■ WHAT NEEDS TO BE DONE ■
Lift every line from the entries that includes the word "Project".
■ ■ ■ ■ ■ ■ ■
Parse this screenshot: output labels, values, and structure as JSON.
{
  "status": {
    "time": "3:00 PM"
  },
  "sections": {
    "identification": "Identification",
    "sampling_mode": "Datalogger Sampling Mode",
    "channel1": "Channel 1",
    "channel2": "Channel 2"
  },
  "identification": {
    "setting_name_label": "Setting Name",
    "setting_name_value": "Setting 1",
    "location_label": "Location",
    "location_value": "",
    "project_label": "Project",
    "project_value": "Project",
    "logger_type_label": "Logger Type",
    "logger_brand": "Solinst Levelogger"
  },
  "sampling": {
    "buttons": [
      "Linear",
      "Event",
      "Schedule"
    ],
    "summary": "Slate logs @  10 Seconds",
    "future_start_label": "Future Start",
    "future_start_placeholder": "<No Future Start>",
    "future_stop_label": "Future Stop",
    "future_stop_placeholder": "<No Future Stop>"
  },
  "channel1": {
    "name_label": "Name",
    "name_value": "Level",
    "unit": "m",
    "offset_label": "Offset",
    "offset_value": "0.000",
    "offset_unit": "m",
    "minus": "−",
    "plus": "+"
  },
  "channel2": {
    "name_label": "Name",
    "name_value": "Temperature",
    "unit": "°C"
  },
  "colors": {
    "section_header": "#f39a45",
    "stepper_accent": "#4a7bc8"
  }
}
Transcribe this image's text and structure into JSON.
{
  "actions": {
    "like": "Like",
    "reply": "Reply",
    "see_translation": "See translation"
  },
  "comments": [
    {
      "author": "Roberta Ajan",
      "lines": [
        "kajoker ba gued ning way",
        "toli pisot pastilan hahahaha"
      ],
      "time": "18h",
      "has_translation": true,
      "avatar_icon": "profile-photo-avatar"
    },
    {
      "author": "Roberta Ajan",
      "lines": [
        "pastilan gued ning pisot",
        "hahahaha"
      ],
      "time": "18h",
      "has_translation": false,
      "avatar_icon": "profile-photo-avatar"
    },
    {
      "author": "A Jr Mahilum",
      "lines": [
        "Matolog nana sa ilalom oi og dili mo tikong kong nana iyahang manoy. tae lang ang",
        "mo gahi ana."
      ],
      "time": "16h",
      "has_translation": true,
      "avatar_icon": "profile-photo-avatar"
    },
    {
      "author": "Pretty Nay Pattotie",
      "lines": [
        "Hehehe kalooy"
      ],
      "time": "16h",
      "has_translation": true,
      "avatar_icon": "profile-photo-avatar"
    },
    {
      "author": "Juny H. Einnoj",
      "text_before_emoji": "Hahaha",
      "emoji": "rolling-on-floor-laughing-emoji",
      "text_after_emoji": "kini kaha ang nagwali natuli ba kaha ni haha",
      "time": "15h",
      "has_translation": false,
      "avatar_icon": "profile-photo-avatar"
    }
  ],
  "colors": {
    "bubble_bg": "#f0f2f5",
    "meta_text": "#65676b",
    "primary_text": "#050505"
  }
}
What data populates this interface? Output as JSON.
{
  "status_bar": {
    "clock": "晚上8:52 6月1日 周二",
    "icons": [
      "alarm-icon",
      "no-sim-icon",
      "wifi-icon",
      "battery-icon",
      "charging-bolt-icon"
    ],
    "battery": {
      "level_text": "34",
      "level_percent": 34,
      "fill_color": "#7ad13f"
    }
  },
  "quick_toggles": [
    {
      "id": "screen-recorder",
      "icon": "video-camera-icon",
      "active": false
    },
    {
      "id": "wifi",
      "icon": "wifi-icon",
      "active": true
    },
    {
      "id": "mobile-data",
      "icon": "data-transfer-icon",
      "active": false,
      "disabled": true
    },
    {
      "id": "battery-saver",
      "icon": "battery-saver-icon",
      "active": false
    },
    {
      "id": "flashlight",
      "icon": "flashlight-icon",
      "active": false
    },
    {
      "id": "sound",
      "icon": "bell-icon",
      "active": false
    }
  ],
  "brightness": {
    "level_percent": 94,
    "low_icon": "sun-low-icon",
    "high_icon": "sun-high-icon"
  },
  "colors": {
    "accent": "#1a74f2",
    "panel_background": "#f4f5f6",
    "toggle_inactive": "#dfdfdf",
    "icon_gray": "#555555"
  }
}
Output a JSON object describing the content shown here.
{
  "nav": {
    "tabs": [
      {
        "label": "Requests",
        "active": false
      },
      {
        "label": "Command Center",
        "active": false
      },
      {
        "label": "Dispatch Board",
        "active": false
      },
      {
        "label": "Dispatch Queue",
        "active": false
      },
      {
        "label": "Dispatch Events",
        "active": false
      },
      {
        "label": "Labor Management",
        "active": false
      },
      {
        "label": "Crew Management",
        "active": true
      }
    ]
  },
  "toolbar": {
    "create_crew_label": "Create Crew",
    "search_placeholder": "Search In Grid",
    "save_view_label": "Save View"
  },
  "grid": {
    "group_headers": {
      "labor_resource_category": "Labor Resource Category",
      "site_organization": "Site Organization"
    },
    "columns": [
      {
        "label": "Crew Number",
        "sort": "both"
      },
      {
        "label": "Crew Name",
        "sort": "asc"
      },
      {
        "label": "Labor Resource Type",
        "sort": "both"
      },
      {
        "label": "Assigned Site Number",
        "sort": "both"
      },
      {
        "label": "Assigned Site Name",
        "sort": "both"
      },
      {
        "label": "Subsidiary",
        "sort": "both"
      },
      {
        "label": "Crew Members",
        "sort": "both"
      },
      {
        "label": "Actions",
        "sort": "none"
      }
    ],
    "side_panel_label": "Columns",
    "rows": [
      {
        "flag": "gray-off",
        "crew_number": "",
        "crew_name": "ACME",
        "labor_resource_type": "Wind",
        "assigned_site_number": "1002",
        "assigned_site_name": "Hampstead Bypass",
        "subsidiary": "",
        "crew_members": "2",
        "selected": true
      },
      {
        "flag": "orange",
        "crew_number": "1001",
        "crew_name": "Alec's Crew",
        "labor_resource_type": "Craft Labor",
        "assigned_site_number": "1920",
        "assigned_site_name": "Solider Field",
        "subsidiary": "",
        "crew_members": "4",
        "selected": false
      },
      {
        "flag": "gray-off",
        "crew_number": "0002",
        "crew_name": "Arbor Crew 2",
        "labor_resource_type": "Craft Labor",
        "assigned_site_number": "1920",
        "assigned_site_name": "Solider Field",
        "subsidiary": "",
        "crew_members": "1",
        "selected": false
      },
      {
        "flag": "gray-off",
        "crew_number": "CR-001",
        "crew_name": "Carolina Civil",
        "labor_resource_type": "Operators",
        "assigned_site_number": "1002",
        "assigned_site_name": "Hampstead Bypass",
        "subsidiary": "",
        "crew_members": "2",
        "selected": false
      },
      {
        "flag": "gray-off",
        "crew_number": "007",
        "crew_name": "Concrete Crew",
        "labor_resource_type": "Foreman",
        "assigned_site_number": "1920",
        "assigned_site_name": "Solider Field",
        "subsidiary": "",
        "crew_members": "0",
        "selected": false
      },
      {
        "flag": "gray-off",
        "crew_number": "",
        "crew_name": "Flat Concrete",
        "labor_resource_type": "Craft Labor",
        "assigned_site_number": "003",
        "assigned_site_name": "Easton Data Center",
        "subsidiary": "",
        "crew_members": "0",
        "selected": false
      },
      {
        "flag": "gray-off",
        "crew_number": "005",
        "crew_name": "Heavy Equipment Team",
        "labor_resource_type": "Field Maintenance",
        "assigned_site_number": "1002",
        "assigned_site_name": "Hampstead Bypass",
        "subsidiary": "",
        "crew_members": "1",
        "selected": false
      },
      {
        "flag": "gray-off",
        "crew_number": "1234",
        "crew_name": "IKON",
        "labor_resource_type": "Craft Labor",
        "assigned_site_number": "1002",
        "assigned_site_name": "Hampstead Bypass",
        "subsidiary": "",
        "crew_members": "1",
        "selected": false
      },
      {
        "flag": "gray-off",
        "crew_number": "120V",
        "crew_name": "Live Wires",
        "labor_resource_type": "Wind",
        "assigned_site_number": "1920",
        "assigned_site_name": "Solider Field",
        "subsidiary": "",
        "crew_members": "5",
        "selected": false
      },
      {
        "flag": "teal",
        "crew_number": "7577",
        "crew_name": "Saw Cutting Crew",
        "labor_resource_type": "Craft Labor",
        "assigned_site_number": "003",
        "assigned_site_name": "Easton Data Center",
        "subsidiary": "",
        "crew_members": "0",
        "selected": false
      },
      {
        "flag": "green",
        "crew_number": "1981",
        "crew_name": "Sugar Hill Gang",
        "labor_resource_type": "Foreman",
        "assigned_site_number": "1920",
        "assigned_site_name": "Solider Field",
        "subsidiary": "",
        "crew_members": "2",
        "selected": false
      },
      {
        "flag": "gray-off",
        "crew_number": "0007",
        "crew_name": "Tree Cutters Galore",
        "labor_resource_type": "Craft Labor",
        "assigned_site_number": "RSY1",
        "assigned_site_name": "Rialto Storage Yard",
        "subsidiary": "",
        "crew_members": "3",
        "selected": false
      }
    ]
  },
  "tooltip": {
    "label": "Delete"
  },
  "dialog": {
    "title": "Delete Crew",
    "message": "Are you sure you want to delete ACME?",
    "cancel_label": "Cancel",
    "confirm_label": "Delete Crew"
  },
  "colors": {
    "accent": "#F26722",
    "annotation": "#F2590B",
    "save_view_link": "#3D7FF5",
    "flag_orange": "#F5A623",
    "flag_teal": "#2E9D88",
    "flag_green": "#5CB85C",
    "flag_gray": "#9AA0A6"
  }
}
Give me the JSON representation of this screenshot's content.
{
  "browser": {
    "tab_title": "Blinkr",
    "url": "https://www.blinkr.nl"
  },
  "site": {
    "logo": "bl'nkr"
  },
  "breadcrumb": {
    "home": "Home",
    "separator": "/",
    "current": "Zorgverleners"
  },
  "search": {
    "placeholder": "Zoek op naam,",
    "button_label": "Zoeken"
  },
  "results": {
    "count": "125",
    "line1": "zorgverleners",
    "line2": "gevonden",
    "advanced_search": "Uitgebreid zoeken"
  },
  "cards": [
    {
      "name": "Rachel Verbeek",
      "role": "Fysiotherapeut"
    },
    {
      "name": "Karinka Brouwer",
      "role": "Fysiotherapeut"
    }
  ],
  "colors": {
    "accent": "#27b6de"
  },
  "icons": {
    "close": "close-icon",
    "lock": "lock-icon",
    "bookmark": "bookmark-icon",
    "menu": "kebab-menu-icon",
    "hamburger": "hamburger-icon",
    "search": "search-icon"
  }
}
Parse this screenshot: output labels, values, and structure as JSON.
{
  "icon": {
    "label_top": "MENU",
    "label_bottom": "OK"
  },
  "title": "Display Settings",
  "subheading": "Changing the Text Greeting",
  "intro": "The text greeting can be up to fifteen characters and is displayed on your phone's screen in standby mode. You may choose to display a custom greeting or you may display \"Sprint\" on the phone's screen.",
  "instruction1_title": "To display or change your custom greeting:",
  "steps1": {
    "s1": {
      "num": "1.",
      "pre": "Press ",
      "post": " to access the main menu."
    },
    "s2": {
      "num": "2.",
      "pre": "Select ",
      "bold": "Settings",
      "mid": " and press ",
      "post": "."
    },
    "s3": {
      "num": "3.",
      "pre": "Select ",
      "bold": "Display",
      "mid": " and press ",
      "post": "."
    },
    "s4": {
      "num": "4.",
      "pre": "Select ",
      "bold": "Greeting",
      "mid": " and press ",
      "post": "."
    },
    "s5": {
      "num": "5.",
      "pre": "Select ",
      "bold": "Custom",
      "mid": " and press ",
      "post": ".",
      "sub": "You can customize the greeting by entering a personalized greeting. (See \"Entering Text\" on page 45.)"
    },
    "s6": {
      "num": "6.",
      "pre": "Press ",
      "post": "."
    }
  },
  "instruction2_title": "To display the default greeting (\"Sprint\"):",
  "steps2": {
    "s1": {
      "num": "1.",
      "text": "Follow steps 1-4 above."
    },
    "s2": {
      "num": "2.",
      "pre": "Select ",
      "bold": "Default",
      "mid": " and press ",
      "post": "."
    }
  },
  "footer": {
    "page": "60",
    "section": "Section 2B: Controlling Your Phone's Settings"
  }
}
■ ■ ■ ■ ■ ■ ■
■ EXPECTED ANSWER ■
    "project_label": "Project",
    "project_value": "Project",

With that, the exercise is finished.